= Aim of the task =
From the entries that follow, gather each line holding the word "title".
start Records supplied
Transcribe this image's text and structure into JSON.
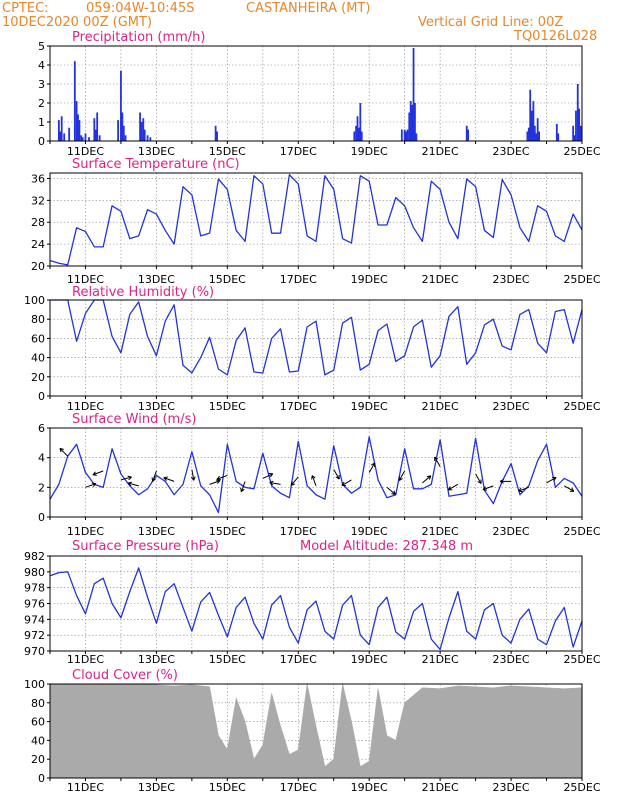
{
  "header": {
    "center": "CPTEC:",
    "coords": "059:04W-10:45S",
    "station": "CASTANHEIRA (MT)",
    "date": "10DEC2020 00Z (GMT)",
    "grid_note": "Vertical Grid Line: 00Z",
    "model_code": "TQ0126L028"
  },
  "colors": {
    "header": "#e8862a",
    "title": "#e0218a",
    "series": "#2233dd",
    "cloud": "#aaaaaa",
    "grid": "#888888"
  },
  "x_axis": {
    "labels": [
      "11DEC",
      "13DEC",
      "15DEC",
      "17DEC",
      "19DEC",
      "21DEC",
      "23DEC",
      "25DEC"
    ],
    "label_day_offsets": [
      1,
      3,
      5,
      7,
      9,
      11,
      13,
      15
    ],
    "range_days": [
      0,
      15
    ]
  },
  "chart_data": [
    {
      "type": "bar",
      "title": "Precipitation (mm/h)",
      "ylim": [
        0,
        5
      ],
      "yticks": [
        0,
        1,
        2,
        3,
        4,
        5
      ],
      "x_unit": "days since 10DEC2020 00Z",
      "x": [
        0.25,
        0.29,
        0.33,
        0.4,
        0.54,
        0.7,
        0.75,
        0.79,
        0.83,
        0.88,
        0.92,
        1.0,
        1.1,
        1.25,
        1.29,
        1.33,
        1.4,
        1.92,
        2.0,
        2.04,
        2.08,
        2.13,
        2.54,
        2.58,
        2.63,
        2.67,
        2.75,
        2.83,
        4.67,
        4.71,
        8.58,
        8.63,
        8.67,
        8.71,
        8.75,
        8.79,
        9.92,
        10.0,
        10.04,
        10.08,
        10.13,
        10.17,
        10.21,
        10.25,
        10.29,
        10.33,
        11.75,
        11.79,
        13.46,
        13.5,
        13.54,
        13.58,
        13.63,
        13.67,
        13.71,
        13.75,
        13.79,
        14.29,
        14.33,
        14.75,
        14.79,
        14.83,
        14.88,
        14.92,
        14.96
      ],
      "values": [
        1.1,
        0.5,
        1.3,
        0.4,
        0.7,
        4.2,
        2.1,
        1.4,
        1.1,
        0.3,
        0.2,
        0.4,
        0.2,
        1.2,
        0.6,
        1.5,
        0.3,
        1.1,
        3.7,
        1.5,
        0.8,
        0.3,
        1.5,
        1.0,
        1.2,
        0.6,
        0.3,
        0.2,
        0.8,
        0.5,
        0.5,
        0.8,
        1.3,
        0.7,
        2.0,
        0.5,
        0.6,
        0.6,
        0.5,
        0.6,
        1.5,
        2.1,
        1.9,
        4.9,
        2.0,
        0.4,
        0.8,
        0.6,
        0.5,
        0.7,
        2.7,
        1.6,
        2.1,
        0.8,
        0.4,
        1.2,
        0.5,
        0.9,
        0.4,
        0.8,
        0.3,
        1.6,
        3.0,
        1.7,
        0.8
      ]
    },
    {
      "type": "line",
      "title": "Surface Temperature (nC)",
      "ylim": [
        20,
        37
      ],
      "yticks": [
        20,
        24,
        28,
        32,
        36
      ],
      "x_unit": "days since 10DEC2020 00Z",
      "x": [
        0,
        0.25,
        0.5,
        0.75,
        1.0,
        1.25,
        1.5,
        1.75,
        2.0,
        2.25,
        2.5,
        2.75,
        3.0,
        3.25,
        3.5,
        3.75,
        4.0,
        4.25,
        4.5,
        4.75,
        5.0,
        5.25,
        5.5,
        5.75,
        6.0,
        6.25,
        6.5,
        6.75,
        7.0,
        7.25,
        7.5,
        7.75,
        8.0,
        8.25,
        8.5,
        8.75,
        9.0,
        9.25,
        9.5,
        9.75,
        10.0,
        10.25,
        10.5,
        10.75,
        11.0,
        11.25,
        11.5,
        11.75,
        12.0,
        12.25,
        12.5,
        12.75,
        13.0,
        13.25,
        13.5,
        13.75,
        14.0,
        14.25,
        14.5,
        14.75,
        15.0
      ],
      "values": [
        21,
        20.5,
        20.2,
        27,
        26.3,
        23.5,
        23.5,
        31,
        30,
        25,
        25.5,
        30.3,
        29.5,
        26.5,
        24,
        34.5,
        33,
        25.5,
        26,
        35.9,
        34,
        26.5,
        24.5,
        36.5,
        35,
        26,
        26,
        36.7,
        35,
        25.5,
        24.5,
        36.5,
        34,
        25,
        24.2,
        36.5,
        35.5,
        27.5,
        27.5,
        32.5,
        31,
        27,
        24.5,
        35.5,
        34,
        28,
        25,
        35.9,
        34.5,
        26.5,
        25.2,
        35.8,
        33,
        27,
        24.5,
        31,
        30,
        25.5,
        24.5,
        29.5,
        26.6
      ]
    },
    {
      "type": "line",
      "title": "Relative Humidity (%)",
      "ylim": [
        0,
        100
      ],
      "yticks": [
        0,
        20,
        40,
        60,
        80,
        100
      ],
      "x_unit": "days since 10DEC2020 00Z",
      "x": [
        0,
        0.25,
        0.5,
        0.75,
        1.0,
        1.25,
        1.5,
        1.75,
        2.0,
        2.25,
        2.5,
        2.75,
        3.0,
        3.25,
        3.5,
        3.75,
        4.0,
        4.25,
        4.5,
        4.75,
        5.0,
        5.25,
        5.5,
        5.75,
        6.0,
        6.25,
        6.5,
        6.75,
        7.0,
        7.25,
        7.5,
        7.75,
        8.0,
        8.25,
        8.5,
        8.75,
        9.0,
        9.25,
        9.5,
        9.75,
        10.0,
        10.25,
        10.5,
        10.75,
        11.0,
        11.25,
        11.5,
        11.75,
        12.0,
        12.25,
        12.5,
        12.75,
        13.0,
        13.25,
        13.5,
        13.75,
        14.0,
        14.25,
        14.5,
        14.75,
        15.0
      ],
      "values": [
        100,
        100,
        100,
        57,
        86,
        100,
        100,
        62,
        45,
        85,
        98,
        62,
        42,
        78,
        95,
        32,
        24,
        40,
        61,
        28,
        22,
        58,
        71,
        25,
        24,
        60,
        70,
        25,
        26,
        72,
        78,
        22,
        27,
        76,
        82,
        27,
        33,
        68,
        75,
        36,
        42,
        72,
        79,
        30,
        42,
        83,
        93,
        33,
        45,
        74,
        80,
        52,
        48,
        85,
        90,
        55,
        45,
        88,
        90,
        55,
        90
      ]
    },
    {
      "type": "line",
      "title": "Surface Wind (m/s)",
      "ylim": [
        0,
        6
      ],
      "yticks": [
        0,
        2,
        4,
        6
      ],
      "x_unit": "days since 10DEC2020 00Z",
      "x": [
        0,
        0.25,
        0.5,
        0.75,
        1.0,
        1.25,
        1.5,
        1.75,
        2.0,
        2.25,
        2.5,
        2.75,
        3.0,
        3.25,
        3.5,
        3.75,
        4.0,
        4.25,
        4.5,
        4.75,
        5.0,
        5.25,
        5.5,
        5.75,
        6.0,
        6.25,
        6.5,
        6.75,
        7.0,
        7.25,
        7.5,
        7.75,
        8.0,
        8.25,
        8.5,
        8.75,
        9.0,
        9.25,
        9.5,
        9.75,
        10.0,
        10.25,
        10.5,
        10.75,
        11.0,
        11.25,
        11.5,
        11.75,
        12.0,
        12.25,
        12.5,
        12.75,
        13.0,
        13.25,
        13.5,
        13.75,
        14.0,
        14.25,
        14.5,
        14.75,
        15.0
      ],
      "values": [
        1.2,
        2.2,
        4.1,
        4.9,
        3.0,
        2.2,
        2.0,
        4.6,
        2.9,
        2.1,
        1.5,
        1.9,
        2.8,
        2.4,
        1.5,
        2.2,
        4.4,
        2.1,
        1.5,
        0.3,
        4.9,
        2.4,
        2.0,
        1.9,
        4.3,
        2.1,
        1.6,
        1.3,
        5.1,
        2.1,
        1.5,
        1.2,
        4.8,
        2.2,
        1.6,
        2.0,
        5.4,
        2.5,
        1.3,
        1.5,
        4.6,
        1.9,
        1.9,
        2.2,
        5.2,
        1.4,
        1.5,
        1.6,
        5.3,
        1.8,
        0.9,
        2.4,
        3.6,
        1.5,
        2.1,
        3.8,
        4.9,
        2.0,
        2.6,
        2.3,
        1.4
      ],
      "arrows": {
        "x": [
          0.5,
          1.0,
          1.5,
          2.0,
          2.5,
          3.0,
          3.5,
          4.0,
          4.5,
          5.0,
          5.5,
          6.0,
          6.5,
          7.0,
          7.5,
          8.0,
          8.5,
          9.0,
          9.5,
          10.0,
          10.5,
          11.0,
          11.5,
          12.0,
          12.5,
          13.0,
          13.5,
          14.0,
          14.5
        ],
        "speed": [
          4.1,
          2.0,
          3.1,
          2.5,
          2.1,
          3.1,
          2.4,
          3.2,
          2.2,
          2.8,
          2.4,
          2.6,
          2.2,
          2.7,
          2.1,
          3.2,
          2.5,
          3.0,
          2.0,
          3.1,
          2.3,
          3.4,
          2.2,
          2.9,
          2.1,
          2.4,
          2.0,
          2.3,
          2.1
        ],
        "angle_deg": [
          135,
          20,
          200,
          15,
          165,
          250,
          160,
          280,
          20,
          200,
          250,
          25,
          170,
          230,
          110,
          300,
          210,
          60,
          320,
          240,
          40,
          120,
          210,
          300,
          200,
          180,
          200,
          30,
          330
        ]
      }
    },
    {
      "type": "line",
      "title": "Surface Pressure (hPa)",
      "annotation": "Model Altitude: 287.348 m",
      "ylim": [
        970,
        982
      ],
      "yticks": [
        970,
        972,
        974,
        976,
        978,
        980,
        982
      ],
      "x_unit": "days since 10DEC2020 00Z",
      "x": [
        0,
        0.25,
        0.5,
        0.75,
        1.0,
        1.25,
        1.5,
        1.75,
        2.0,
        2.25,
        2.5,
        2.75,
        3.0,
        3.25,
        3.5,
        3.75,
        4.0,
        4.25,
        4.5,
        4.75,
        5.0,
        5.25,
        5.5,
        5.75,
        6.0,
        6.25,
        6.5,
        6.75,
        7.0,
        7.25,
        7.5,
        7.75,
        8.0,
        8.25,
        8.5,
        8.75,
        9.0,
        9.25,
        9.5,
        9.75,
        10.0,
        10.25,
        10.5,
        10.75,
        11.0,
        11.25,
        11.5,
        11.75,
        12.0,
        12.25,
        12.5,
        12.75,
        13.0,
        13.25,
        13.5,
        13.75,
        14.0,
        14.25,
        14.5,
        14.75,
        15.0
      ],
      "values": [
        979.5,
        979.9,
        980.0,
        977.0,
        974.7,
        978.5,
        979.2,
        976.0,
        974.2,
        977.5,
        980.5,
        976.8,
        973.5,
        977.5,
        978.5,
        975.5,
        972.5,
        976.2,
        977.4,
        974.5,
        971.8,
        975.5,
        976.8,
        973.5,
        971.5,
        975.8,
        977.0,
        973.0,
        971.0,
        975.2,
        976.3,
        972.5,
        971.5,
        975.8,
        977.0,
        972.0,
        970.8,
        975.5,
        976.8,
        972.4,
        971.5,
        975.0,
        976.0,
        971.5,
        970.2,
        974.2,
        977.5,
        972.5,
        971.5,
        975.2,
        976.0,
        972.0,
        971.0,
        974.0,
        975.3,
        971.5,
        970.8,
        973.8,
        975.5,
        970.5,
        973.8
      ]
    },
    {
      "type": "area",
      "title": "Cloud Cover (%)",
      "ylim": [
        0,
        100
      ],
      "yticks": [
        0,
        20,
        40,
        60,
        80,
        100
      ],
      "x_unit": "days since 10DEC2020 00Z",
      "x": [
        0,
        0.5,
        1.0,
        1.5,
        2.0,
        2.5,
        3.0,
        3.5,
        4.0,
        4.5,
        4.75,
        5.0,
        5.25,
        5.5,
        5.75,
        6.0,
        6.25,
        6.5,
        6.75,
        7.0,
        7.25,
        7.5,
        7.75,
        8.0,
        8.25,
        8.5,
        8.75,
        9.0,
        9.25,
        9.5,
        9.75,
        10.0,
        10.5,
        11.0,
        11.5,
        12.0,
        12.5,
        13.0,
        13.5,
        14.0,
        14.5,
        15.0
      ],
      "values": [
        100,
        100,
        99,
        100,
        100,
        100,
        99,
        98,
        99,
        97,
        45,
        30,
        85,
        60,
        20,
        35,
        90,
        55,
        25,
        30,
        100,
        55,
        12,
        20,
        100,
        60,
        12,
        18,
        95,
        45,
        40,
        80,
        96,
        95,
        98,
        97,
        96,
        98,
        97,
        96,
        95,
        96
      ]
    }
  ]
}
end Records supplied
= Response for this exercise =
    "title": "#e0218a",
      "title": "Precipitation (mm/h)",
      "title": "Surface Temperature (nC)",
      "title": "Relative Humidity (%)",
      "title": "Surface Wind (m/s)",
      "title": "Surface Pressure (hPa)",
      "title": "Cloud Cover (%)",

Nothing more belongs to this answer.